J'ai été, à la fin des années 70 un lecteur attentif de quelques uns des ouvrages écrits par Pierre Bourdieu, seul ou en collaboration, et ai même commis, avec deux autres étudiants, dans le cadre d'un D.E.A. à l'institut d'études politiques (I.E.P.) de Grenoble un "mémoire" à son sujet ou plus exactement au sujet d'une partie de son œuvre alors publiée. Puis, mes préoccupations changeant, je ne fréquentais plus ses ouvrages que de loin en loin, parcourant, lisant par-ci par-là La Distinction, Ce que parler veut dire ou La misère du monde 290 . Dans le cadre de cette fréquentation épisodique, j'acquis début 2004 un petit livre Esquisse pour une auto-analyse que je lus lors d'un week-end printanier et que je relus le même week-end sitôt la première lecture achevée.

Et cédant à l'invitation que fait Pierre Bourdieu dans la phrase qui ouvre ce chapitre – qui se trouve être la dernière de l'ouvrage en question – je vais, en utilisant sans vergogne quelques unes des clés qu'il propose de continuer à essayer de "m'expliquer et me comprendre" en m'appuyant "sur les bribes d'objectivation de moi-même que j'ai laissées sur mon chemin". 291 Il est vrai que ces "bribes d'objectivation" renvoient dans le texte de Pierre Bourdieu à ses travaux de recherche antérieurs. Ce qui n'est pas mon cas. J'ai somme toute peu de chances de finir au Collège de France et ne suis qu'un apprenti chercheur. Il n'empêche.

▸ Données recueillies
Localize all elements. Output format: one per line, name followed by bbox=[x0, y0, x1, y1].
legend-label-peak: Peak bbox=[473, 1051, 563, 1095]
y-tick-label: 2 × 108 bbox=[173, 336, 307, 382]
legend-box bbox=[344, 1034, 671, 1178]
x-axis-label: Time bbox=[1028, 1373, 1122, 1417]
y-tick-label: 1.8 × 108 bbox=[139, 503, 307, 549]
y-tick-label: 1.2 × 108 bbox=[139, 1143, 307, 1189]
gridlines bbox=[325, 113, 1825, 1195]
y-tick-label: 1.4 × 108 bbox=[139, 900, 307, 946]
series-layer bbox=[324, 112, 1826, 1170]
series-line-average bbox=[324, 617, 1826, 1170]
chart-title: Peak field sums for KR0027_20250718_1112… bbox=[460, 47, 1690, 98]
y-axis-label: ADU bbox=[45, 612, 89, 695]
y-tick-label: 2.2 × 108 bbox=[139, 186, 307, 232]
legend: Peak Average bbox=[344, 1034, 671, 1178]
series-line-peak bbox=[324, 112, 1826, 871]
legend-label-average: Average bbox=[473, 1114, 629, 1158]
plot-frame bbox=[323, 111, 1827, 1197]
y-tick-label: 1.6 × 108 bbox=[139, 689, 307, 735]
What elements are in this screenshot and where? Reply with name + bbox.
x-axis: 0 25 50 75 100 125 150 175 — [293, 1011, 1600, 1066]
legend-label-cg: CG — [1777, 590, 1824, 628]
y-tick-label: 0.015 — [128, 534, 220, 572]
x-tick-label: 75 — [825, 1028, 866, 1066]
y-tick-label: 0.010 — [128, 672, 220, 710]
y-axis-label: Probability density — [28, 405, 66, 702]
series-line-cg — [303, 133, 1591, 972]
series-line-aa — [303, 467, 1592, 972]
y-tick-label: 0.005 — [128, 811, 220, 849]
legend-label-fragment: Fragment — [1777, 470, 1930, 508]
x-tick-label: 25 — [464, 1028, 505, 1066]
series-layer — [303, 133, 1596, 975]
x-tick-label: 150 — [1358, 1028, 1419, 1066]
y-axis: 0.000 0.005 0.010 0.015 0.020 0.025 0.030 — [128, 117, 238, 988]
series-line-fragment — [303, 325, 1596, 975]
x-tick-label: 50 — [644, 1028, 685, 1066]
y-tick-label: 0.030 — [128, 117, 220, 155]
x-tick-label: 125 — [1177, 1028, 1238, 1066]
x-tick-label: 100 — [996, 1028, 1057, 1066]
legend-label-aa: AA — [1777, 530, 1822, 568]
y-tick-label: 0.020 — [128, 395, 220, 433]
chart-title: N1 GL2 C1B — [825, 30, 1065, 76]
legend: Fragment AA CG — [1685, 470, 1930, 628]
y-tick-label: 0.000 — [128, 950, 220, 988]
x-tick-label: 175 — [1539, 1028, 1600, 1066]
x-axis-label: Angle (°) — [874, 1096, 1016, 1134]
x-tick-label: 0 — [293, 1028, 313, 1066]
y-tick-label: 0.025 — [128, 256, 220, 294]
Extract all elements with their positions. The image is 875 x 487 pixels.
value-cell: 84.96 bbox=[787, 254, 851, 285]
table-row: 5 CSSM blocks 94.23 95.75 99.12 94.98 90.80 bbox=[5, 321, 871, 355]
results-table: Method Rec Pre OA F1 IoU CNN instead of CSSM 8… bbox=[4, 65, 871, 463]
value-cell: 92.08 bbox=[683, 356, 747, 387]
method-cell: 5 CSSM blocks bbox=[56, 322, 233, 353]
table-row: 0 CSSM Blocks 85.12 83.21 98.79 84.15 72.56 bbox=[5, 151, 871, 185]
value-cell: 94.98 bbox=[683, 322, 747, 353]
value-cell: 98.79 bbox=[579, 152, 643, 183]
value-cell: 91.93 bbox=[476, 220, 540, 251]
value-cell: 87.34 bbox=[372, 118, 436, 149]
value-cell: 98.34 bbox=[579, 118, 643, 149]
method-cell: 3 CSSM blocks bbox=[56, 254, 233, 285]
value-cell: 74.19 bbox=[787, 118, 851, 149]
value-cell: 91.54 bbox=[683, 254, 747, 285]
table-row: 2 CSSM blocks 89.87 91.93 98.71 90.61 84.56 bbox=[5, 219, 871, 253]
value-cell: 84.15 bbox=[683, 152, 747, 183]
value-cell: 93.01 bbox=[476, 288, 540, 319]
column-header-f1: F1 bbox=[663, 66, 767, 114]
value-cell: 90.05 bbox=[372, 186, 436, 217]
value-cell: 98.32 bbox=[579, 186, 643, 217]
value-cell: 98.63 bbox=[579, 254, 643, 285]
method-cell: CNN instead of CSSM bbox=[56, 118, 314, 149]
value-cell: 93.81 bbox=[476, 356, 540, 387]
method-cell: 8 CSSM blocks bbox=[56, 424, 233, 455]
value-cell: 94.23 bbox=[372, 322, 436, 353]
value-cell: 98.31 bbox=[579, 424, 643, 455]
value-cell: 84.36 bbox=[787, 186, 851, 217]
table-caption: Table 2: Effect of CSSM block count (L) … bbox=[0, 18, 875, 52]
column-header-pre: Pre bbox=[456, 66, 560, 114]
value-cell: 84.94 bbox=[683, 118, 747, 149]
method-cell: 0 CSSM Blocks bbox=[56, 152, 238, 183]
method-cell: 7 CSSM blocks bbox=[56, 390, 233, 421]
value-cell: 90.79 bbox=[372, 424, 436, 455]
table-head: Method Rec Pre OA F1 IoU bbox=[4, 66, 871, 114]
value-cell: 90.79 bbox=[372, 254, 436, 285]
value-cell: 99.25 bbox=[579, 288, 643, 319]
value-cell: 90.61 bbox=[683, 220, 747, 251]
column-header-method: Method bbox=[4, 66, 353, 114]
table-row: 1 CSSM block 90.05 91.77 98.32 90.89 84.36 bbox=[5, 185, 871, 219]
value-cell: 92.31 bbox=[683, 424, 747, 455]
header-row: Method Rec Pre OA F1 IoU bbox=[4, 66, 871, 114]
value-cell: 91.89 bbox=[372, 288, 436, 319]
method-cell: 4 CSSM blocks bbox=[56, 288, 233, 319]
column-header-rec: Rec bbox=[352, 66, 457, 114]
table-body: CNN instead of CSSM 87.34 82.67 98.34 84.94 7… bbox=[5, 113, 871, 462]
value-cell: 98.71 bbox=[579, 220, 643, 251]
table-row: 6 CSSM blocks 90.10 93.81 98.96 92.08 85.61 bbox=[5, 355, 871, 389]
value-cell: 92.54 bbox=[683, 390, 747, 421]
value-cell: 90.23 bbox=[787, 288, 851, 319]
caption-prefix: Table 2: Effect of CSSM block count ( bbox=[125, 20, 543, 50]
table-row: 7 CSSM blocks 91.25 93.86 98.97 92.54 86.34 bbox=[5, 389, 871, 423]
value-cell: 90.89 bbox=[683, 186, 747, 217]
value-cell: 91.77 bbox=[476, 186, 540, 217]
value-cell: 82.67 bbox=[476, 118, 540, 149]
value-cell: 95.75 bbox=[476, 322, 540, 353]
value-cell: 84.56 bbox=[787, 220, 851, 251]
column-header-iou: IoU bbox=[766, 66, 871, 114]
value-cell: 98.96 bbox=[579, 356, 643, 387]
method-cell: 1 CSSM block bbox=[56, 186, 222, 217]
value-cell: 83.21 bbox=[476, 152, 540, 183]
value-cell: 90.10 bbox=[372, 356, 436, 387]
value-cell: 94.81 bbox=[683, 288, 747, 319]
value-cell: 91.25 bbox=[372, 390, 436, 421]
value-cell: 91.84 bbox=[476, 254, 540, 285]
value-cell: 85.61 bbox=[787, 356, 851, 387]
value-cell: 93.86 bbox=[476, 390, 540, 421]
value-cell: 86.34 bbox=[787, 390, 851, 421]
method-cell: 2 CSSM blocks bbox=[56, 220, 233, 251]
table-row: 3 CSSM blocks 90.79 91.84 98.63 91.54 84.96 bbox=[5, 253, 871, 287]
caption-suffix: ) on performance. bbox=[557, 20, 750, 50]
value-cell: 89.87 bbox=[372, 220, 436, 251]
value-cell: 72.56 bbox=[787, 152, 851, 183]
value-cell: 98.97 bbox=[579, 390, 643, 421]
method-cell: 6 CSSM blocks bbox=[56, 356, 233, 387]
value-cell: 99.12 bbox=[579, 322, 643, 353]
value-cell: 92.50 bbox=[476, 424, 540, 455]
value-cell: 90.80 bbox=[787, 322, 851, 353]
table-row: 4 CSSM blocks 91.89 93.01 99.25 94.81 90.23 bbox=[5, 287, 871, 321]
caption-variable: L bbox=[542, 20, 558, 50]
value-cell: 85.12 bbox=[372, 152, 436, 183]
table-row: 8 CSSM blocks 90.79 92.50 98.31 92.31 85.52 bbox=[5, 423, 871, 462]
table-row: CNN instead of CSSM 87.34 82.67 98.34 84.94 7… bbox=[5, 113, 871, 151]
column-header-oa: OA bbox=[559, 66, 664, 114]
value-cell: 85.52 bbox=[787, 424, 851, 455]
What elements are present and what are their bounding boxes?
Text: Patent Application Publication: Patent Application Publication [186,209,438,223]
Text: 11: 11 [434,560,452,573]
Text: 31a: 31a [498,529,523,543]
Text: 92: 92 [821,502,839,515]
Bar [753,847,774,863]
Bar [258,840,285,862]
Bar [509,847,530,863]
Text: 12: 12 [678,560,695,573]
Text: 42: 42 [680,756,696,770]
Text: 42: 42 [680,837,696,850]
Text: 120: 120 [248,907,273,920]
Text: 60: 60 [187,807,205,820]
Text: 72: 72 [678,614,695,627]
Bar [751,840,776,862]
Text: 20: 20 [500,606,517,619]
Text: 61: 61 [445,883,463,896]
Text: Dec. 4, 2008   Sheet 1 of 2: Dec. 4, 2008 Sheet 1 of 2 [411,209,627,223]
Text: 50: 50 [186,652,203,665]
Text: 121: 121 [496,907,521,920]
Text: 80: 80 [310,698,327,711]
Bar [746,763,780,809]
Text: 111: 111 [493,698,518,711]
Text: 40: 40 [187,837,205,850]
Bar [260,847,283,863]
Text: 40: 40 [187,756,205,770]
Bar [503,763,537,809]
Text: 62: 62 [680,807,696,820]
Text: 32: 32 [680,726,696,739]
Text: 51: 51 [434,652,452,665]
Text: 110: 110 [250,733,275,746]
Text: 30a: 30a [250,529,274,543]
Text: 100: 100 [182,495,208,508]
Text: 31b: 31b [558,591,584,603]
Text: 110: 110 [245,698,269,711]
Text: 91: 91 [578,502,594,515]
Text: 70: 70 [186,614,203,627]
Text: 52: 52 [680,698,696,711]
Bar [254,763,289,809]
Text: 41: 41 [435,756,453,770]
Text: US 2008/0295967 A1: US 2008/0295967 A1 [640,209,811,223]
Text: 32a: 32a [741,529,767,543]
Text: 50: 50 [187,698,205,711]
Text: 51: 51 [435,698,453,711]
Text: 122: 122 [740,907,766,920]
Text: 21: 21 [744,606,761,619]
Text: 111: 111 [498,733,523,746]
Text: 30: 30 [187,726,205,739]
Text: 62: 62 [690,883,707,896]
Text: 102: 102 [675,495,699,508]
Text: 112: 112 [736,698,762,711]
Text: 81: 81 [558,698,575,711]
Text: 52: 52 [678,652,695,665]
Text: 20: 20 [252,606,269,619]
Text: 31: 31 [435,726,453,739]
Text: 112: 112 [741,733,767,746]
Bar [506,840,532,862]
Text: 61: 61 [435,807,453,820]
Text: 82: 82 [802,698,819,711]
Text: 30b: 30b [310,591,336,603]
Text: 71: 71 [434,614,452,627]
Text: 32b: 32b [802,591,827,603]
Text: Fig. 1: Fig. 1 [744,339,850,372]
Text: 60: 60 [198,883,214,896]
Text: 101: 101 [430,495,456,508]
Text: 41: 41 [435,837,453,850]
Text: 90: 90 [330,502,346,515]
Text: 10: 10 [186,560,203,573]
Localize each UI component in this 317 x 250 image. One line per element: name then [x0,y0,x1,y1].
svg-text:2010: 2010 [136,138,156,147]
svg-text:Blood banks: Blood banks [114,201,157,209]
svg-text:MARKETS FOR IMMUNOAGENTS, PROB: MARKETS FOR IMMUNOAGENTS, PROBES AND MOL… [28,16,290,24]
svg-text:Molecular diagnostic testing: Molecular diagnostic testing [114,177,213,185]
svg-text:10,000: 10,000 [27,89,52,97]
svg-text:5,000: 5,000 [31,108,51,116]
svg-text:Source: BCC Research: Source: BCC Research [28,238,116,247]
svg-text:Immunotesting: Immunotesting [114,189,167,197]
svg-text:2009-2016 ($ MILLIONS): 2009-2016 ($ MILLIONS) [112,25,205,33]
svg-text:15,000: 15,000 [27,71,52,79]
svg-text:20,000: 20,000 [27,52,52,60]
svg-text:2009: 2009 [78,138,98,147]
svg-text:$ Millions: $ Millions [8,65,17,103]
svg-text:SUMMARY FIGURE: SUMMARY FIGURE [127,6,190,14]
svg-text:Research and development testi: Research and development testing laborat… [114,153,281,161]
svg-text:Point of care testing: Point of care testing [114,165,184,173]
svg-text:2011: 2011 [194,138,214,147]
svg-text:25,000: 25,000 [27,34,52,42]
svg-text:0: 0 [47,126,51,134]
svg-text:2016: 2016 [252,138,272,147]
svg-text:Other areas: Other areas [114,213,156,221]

▸ Consigne
Répondez aux questions suivantes d'après le texte source.
(a) Dans quel établissement le mémoire mentionné au début a-t-il été rédigé ?
(b) Quand le livre Esquisse pour une auto-analyse a-t-il été acheté ?
(c) Comment la personne qui écrit se définit-elle dans le dernier paragraphe ?

▸ Corrigé
(a) À l'institut d'études politiques (I.E.P.) de Grenoble, dans le cadre d'un D.E.A.
(b) Début 2004.
(c) Comme un apprenti chercheur.